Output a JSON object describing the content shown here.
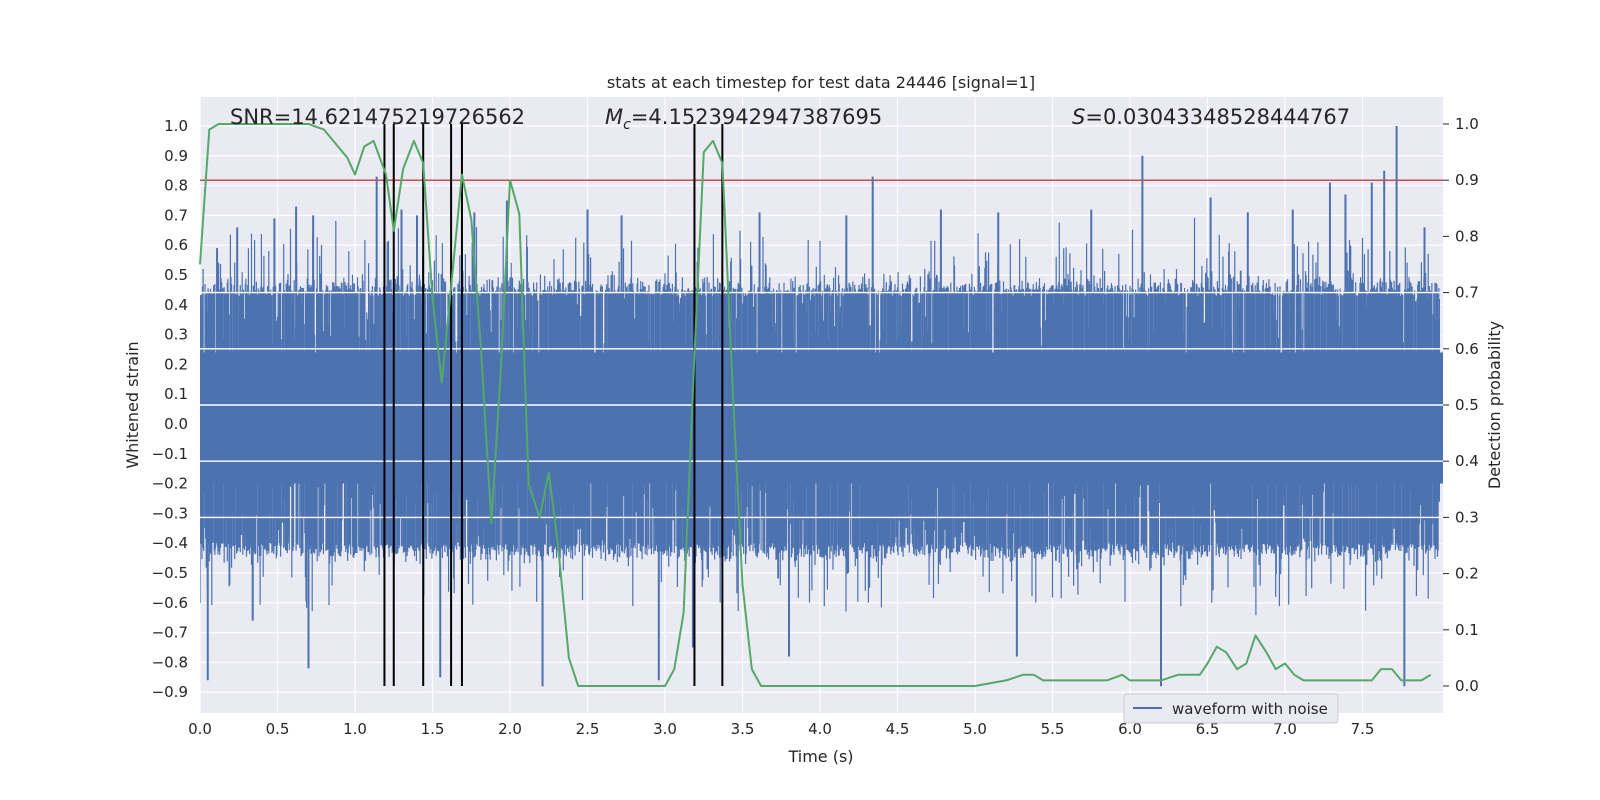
{
  "chart_data": {
    "type": "line",
    "title": "stats at each timestep for test data 24446 [signal=1]",
    "xlabel": "Time (s)",
    "ylabel": "Whitened strain",
    "y2label": "Detection probability",
    "xlim": [
      0.0,
      8.0
    ],
    "ylim": [
      -0.97,
      1.04
    ],
    "y2lim": [
      -0.045,
      1.035
    ],
    "xticks": [
      "0.0",
      "0.5",
      "1.0",
      "1.5",
      "2.0",
      "2.5",
      "3.0",
      "3.5",
      "4.0",
      "4.5",
      "5.0",
      "5.5",
      "6.0",
      "6.5",
      "7.0",
      "7.5"
    ],
    "yticks": [
      "-0.9",
      "-0.8",
      "-0.7",
      "-0.6",
      "-0.5",
      "-0.4",
      "-0.3",
      "-0.2",
      "-0.1",
      "0.0",
      "0.1",
      "0.2",
      "0.3",
      "0.4",
      "0.5",
      "0.6",
      "0.7",
      "0.8",
      "0.9",
      "1.0"
    ],
    "y2ticks": [
      "0.0",
      "0.1",
      "0.2",
      "0.3",
      "0.4",
      "0.5",
      "0.6",
      "0.7",
      "0.8",
      "0.9",
      "1.0"
    ],
    "annotations": {
      "snr": "SNR=14.621475219726562",
      "mc_symbol": "M",
      "mc_sub": "c",
      "mc_value": "=4.1523942947387695",
      "s_symbol": "S",
      "s_value": "=0.03043348528444767"
    },
    "legend": {
      "label": "waveform with noise",
      "placement": "lower-right"
    },
    "threshold": {
      "value": 0.9,
      "axis": "right",
      "color": "#c44e52"
    },
    "event_lines_s": [
      1.19,
      1.25,
      1.44,
      1.62,
      1.69,
      3.19,
      3.37
    ],
    "series": [
      {
        "name": "waveform with noise",
        "color": "#4c72b0",
        "axis": "left",
        "sample_rate_hz": 512,
        "envelope": {
          "typical_upper": 0.45,
          "typical_lower": -0.42,
          "max": 1.0,
          "min": -0.88,
          "peaks": [
            [
              0.05,
              -0.86
            ],
            [
              0.11,
              0.59
            ],
            [
              0.24,
              0.66
            ],
            [
              0.34,
              -0.66
            ],
            [
              0.48,
              0.69
            ],
            [
              0.62,
              0.73
            ],
            [
              0.7,
              -0.82
            ],
            [
              0.73,
              0.7
            ],
            [
              1.14,
              0.83
            ],
            [
              1.19,
              0.83
            ],
            [
              1.3,
              0.72
            ],
            [
              1.4,
              0.7
            ],
            [
              1.55,
              -0.85
            ],
            [
              1.77,
              0.71
            ],
            [
              1.98,
              0.75
            ],
            [
              2.21,
              -0.88
            ],
            [
              2.5,
              0.72
            ],
            [
              2.72,
              0.7
            ],
            [
              2.96,
              -0.86
            ],
            [
              3.18,
              -0.75
            ],
            [
              3.61,
              0.71
            ],
            [
              3.8,
              -0.78
            ],
            [
              4.17,
              0.7
            ],
            [
              4.34,
              0.83
            ],
            [
              4.78,
              0.72
            ],
            [
              5.15,
              0.71
            ],
            [
              5.27,
              -0.78
            ],
            [
              5.75,
              0.72
            ],
            [
              6.08,
              0.9
            ],
            [
              6.2,
              -0.88
            ],
            [
              6.52,
              0.76
            ],
            [
              6.76,
              0.71
            ],
            [
              7.05,
              0.72
            ],
            [
              7.29,
              0.81
            ],
            [
              7.39,
              0.77
            ],
            [
              7.56,
              0.81
            ],
            [
              7.64,
              0.85
            ],
            [
              7.72,
              1.0
            ],
            [
              7.77,
              -0.88
            ],
            [
              7.9,
              0.66
            ]
          ]
        }
      },
      {
        "name": "detection probability",
        "color": "#55a868",
        "axis": "right",
        "x": [
          0.0,
          0.06,
          0.12,
          0.25,
          0.5,
          0.6,
          0.7,
          0.8,
          0.86,
          0.95,
          1.0,
          1.06,
          1.12,
          1.2,
          1.25,
          1.31,
          1.38,
          1.44,
          1.5,
          1.56,
          1.62,
          1.69,
          1.75,
          1.81,
          1.88,
          1.94,
          2.0,
          2.06,
          2.12,
          2.19,
          2.25,
          2.31,
          2.38,
          2.44,
          2.5,
          2.6,
          2.75,
          2.9,
          3.0,
          3.06,
          3.12,
          3.19,
          3.25,
          3.31,
          3.37,
          3.44,
          3.5,
          3.56,
          3.62,
          3.69,
          3.8,
          4.0,
          4.2,
          4.5,
          4.8,
          5.0,
          5.2,
          5.31,
          5.38,
          5.44,
          5.5,
          5.6,
          5.75,
          5.85,
          5.95,
          6.0,
          6.06,
          6.12,
          6.2,
          6.31,
          6.38,
          6.45,
          6.5,
          6.56,
          6.62,
          6.69,
          6.75,
          6.81,
          6.88,
          6.94,
          7.0,
          7.06,
          7.12,
          7.25,
          7.38,
          7.5,
          7.56,
          7.62,
          7.69,
          7.75,
          7.81,
          7.88,
          7.94
        ],
        "y": [
          0.75,
          0.99,
          1.0,
          1.0,
          1.0,
          1.0,
          1.0,
          0.99,
          0.97,
          0.94,
          0.91,
          0.96,
          0.97,
          0.91,
          0.81,
          0.92,
          0.97,
          0.93,
          0.69,
          0.54,
          0.71,
          0.91,
          0.83,
          0.61,
          0.29,
          0.56,
          0.9,
          0.84,
          0.36,
          0.3,
          0.38,
          0.25,
          0.05,
          0.0,
          0.0,
          0.0,
          0.0,
          0.0,
          0.0,
          0.03,
          0.13,
          0.59,
          0.95,
          0.97,
          0.93,
          0.51,
          0.18,
          0.03,
          0.0,
          0.0,
          0.0,
          0.0,
          0.0,
          0.0,
          0.0,
          0.0,
          0.01,
          0.02,
          0.02,
          0.01,
          0.01,
          0.01,
          0.01,
          0.01,
          0.02,
          0.01,
          0.01,
          0.01,
          0.01,
          0.02,
          0.02,
          0.02,
          0.04,
          0.07,
          0.06,
          0.03,
          0.04,
          0.09,
          0.06,
          0.03,
          0.04,
          0.02,
          0.01,
          0.01,
          0.01,
          0.01,
          0.01,
          0.03,
          0.03,
          0.01,
          0.01,
          0.01,
          0.02
        ]
      }
    ]
  }
}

Prompt
Copy out all the data without changing anything, and drop the pictures.

Output
Output a JSON object describing the content shown here.
{
  "chart_data": {
    "type": "line",
    "title": "stats at each timestep for test data 24446 [signal=1]",
    "xlabel": "Time (s)",
    "ylabel": "Whitened strain",
    "y2label": "Detection probability",
    "xlim": [
      0.0,
      8.0
    ],
    "ylim": [
      -0.97,
      1.04
    ],
    "y2lim": [
      -0.045,
      1.035
    ],
    "xticks": [
      "0.0",
      "0.5",
      "1.0",
      "1.5",
      "2.0",
      "2.5",
      "3.0",
      "3.5",
      "4.0",
      "4.5",
      "5.0",
      "5.5",
      "6.0",
      "6.5",
      "7.0",
      "7.5"
    ],
    "yticks": [
      "-0.9",
      "-0.8",
      "-0.7",
      "-0.6",
      "-0.5",
      "-0.4",
      "-0.3",
      "-0.2",
      "-0.1",
      "0.0",
      "0.1",
      "0.2",
      "0.3",
      "0.4",
      "0.5",
      "0.6",
      "0.7",
      "0.8",
      "0.9",
      "1.0"
    ],
    "y2ticks": [
      "0.0",
      "0.1",
      "0.2",
      "0.3",
      "0.4",
      "0.5",
      "0.6",
      "0.7",
      "0.8",
      "0.9",
      "1.0"
    ],
    "annotations": {
      "snr": "SNR=14.621475219726562",
      "mc_symbol": "M",
      "mc_sub": "c",
      "mc_value": "=4.1523942947387695",
      "s_symbol": "S",
      "s_value": "=0.03043348528444767"
    },
    "legend": {
      "label": "waveform with noise",
      "placement": "lower-right"
    },
    "threshold": {
      "value": 0.9,
      "axis": "right",
      "color": "#c44e52"
    },
    "event_lines_s": [
      1.19,
      1.25,
      1.44,
      1.62,
      1.69,
      3.19,
      3.37
    ],
    "series": [
      {
        "name": "waveform with noise",
        "color": "#4c72b0",
        "axis": "left",
        "sample_rate_hz": 512,
        "envelope": {
          "typical_upper": 0.45,
          "typical_lower": -0.42,
          "max": 1.0,
          "min": -0.88,
          "peaks": [
            [
              0.05,
              -0.86
            ],
            [
              0.11,
              0.59
            ],
            [
              0.24,
              0.66
            ],
            [
              0.34,
              -0.66
            ],
            [
              0.48,
              0.69
            ],
            [
              0.62,
              0.73
            ],
            [
              0.7,
              -0.82
            ],
            [
              0.73,
              0.7
            ],
            [
              1.14,
              0.83
            ],
            [
              1.19,
              0.83
            ],
            [
              1.3,
              0.72
            ],
            [
              1.4,
              0.7
            ],
            [
              1.55,
              -0.85
            ],
            [
              1.77,
              0.71
            ],
            [
              1.98,
              0.75
            ],
            [
              2.21,
              -0.88
            ],
            [
              2.5,
              0.72
            ],
            [
              2.72,
              0.7
            ],
            [
              2.96,
              -0.86
            ],
            [
              3.18,
              -0.75
            ],
            [
              3.61,
              0.71
            ],
            [
              3.8,
              -0.78
            ],
            [
              4.17,
              0.7
            ],
            [
              4.34,
              0.83
            ],
            [
              4.78,
              0.72
            ],
            [
              5.15,
              0.71
            ],
            [
              5.27,
              -0.78
            ],
            [
              5.75,
              0.72
            ],
            [
              6.08,
              0.9
            ],
            [
              6.2,
              -0.88
            ],
            [
              6.52,
              0.76
            ],
            [
              6.76,
              0.71
            ],
            [
              7.05,
              0.72
            ],
            [
              7.29,
              0.81
            ],
            [
              7.39,
              0.77
            ],
            [
              7.56,
              0.81
            ],
            [
              7.64,
              0.85
            ],
            [
              7.72,
              1.0
            ],
            [
              7.77,
              -0.88
            ],
            [
              7.9,
              0.66
            ]
          ]
        }
      },
      {
        "name": "detection probability",
        "color": "#55a868",
        "axis": "right",
        "x": [
          0.0,
          0.06,
          0.12,
          0.25,
          0.5,
          0.6,
          0.7,
          0.8,
          0.86,
          0.95,
          1.0,
          1.06,
          1.12,
          1.2,
          1.25,
          1.31,
          1.38,
          1.44,
          1.5,
          1.56,
          1.62,
          1.69,
          1.75,
          1.81,
          1.88,
          1.94,
          2.0,
          2.06,
          2.12,
          2.19,
          2.25,
          2.31,
          2.38,
          2.44,
          2.5,
          2.6,
          2.75,
          2.9,
          3.0,
          3.06,
          3.12,
          3.19,
          3.25,
          3.31,
          3.37,
          3.44,
          3.5,
          3.56,
          3.62,
          3.69,
          3.8,
          4.0,
          4.2,
          4.5,
          4.8,
          5.0,
          5.2,
          5.31,
          5.38,
          5.44,
          5.5,
          5.6,
          5.75,
          5.85,
          5.95,
          6.0,
          6.06,
          6.12,
          6.2,
          6.31,
          6.38,
          6.45,
          6.5,
          6.56,
          6.62,
          6.69,
          6.75,
          6.81,
          6.88,
          6.94,
          7.0,
          7.06,
          7.12,
          7.25,
          7.38,
          7.5,
          7.56,
          7.62,
          7.69,
          7.75,
          7.81,
          7.88,
          7.94
        ],
        "y": [
          0.75,
          0.99,
          1.0,
          1.0,
          1.0,
          1.0,
          1.0,
          0.99,
          0.97,
          0.94,
          0.91,
          0.96,
          0.97,
          0.91,
          0.81,
          0.92,
          0.97,
          0.93,
          0.69,
          0.54,
          0.71,
          0.91,
          0.83,
          0.61,
          0.29,
          0.56,
          0.9,
          0.84,
          0.36,
          0.3,
          0.38,
          0.25,
          0.05,
          0.0,
          0.0,
          0.0,
          0.0,
          0.0,
          0.0,
          0.03,
          0.13,
          0.59,
          0.95,
          0.97,
          0.93,
          0.51,
          0.18,
          0.03,
          0.0,
          0.0,
          0.0,
          0.0,
          0.0,
          0.0,
          0.0,
          0.0,
          0.01,
          0.02,
          0.02,
          0.01,
          0.01,
          0.01,
          0.01,
          0.01,
          0.02,
          0.01,
          0.01,
          0.01,
          0.01,
          0.02,
          0.02,
          0.02,
          0.04,
          0.07,
          0.06,
          0.03,
          0.04,
          0.09,
          0.06,
          0.03,
          0.04,
          0.02,
          0.01,
          0.01,
          0.01,
          0.01,
          0.01,
          0.03,
          0.03,
          0.01,
          0.01,
          0.01,
          0.02
        ]
      }
    ]
  }
}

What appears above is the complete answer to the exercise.